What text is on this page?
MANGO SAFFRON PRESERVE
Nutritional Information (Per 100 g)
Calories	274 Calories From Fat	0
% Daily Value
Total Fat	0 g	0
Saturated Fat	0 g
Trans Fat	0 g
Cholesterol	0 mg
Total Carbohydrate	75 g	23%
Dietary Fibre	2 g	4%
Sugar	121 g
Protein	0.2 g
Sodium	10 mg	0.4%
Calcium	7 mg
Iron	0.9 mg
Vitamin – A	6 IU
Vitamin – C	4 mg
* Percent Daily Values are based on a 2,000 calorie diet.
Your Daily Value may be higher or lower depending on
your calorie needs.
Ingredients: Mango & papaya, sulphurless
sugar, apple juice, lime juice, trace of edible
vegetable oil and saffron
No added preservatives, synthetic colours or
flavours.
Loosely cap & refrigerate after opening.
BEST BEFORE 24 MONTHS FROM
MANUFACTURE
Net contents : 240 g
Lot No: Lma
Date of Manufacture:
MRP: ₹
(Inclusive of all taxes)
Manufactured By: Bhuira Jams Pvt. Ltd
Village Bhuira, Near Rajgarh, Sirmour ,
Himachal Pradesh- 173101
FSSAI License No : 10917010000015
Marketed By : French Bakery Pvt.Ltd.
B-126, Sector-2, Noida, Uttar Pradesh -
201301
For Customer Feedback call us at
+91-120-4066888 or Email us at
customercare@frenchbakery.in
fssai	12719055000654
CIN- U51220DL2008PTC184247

#### [Task brief]
Word for word, restate the material above.

#### [Solution below]
What text is on this page?
MANGO SAFFRON PRESERVE
Nutritional Information (Per 100 g)
Calories	274 Calories From Fat	0
% Daily Value
Total Fat	0 g	0
Saturated Fat	0 g
Trans Fat	0 g
Cholesterol	0 mg
Total Carbohydrate	75 g	23%
Dietary Fibre	2 g	4%
Sugar	121 g
Protein	0.2 g
Sodium	10 mg	0.4%
Calcium	7 mg
Iron	0.9 mg
Vitamin – A	6 IU
Vitamin – C	4 mg
* Percent Daily Values are based on a 2,000 calorie diet.
Your Daily Value may be higher or lower depending on
your calorie needs.
Ingredients: Mango & papaya, sulphurless
sugar, apple juice, lime juice, trace of edible
vegetable oil and saffron
No added preservatives, synthetic colours or
flavours.
Loosely cap & refrigerate after opening.
BEST BEFORE 24 MONTHS FROM
MANUFACTURE
Net contents : 240 g
Lot No: Lma
Date of Manufacture:
MRP: ₹
(Inclusive of all taxes)
Manufactured By: Bhuira Jams Pvt. Ltd
Village Bhuira, Near Rajgarh, Sirmour ,
Himachal Pradesh- 173101
FSSAI License No : 10917010000015
Marketed By : French Bakery Pvt.Ltd.
B-126, Sector-2, Noida, Uttar Pradesh -
201301
For Customer Feedback call us at
+91-120-4066888 or Email us at
customercare@frenchbakery.in
fssai	12719055000654
CIN- U51220DL2008PTC184247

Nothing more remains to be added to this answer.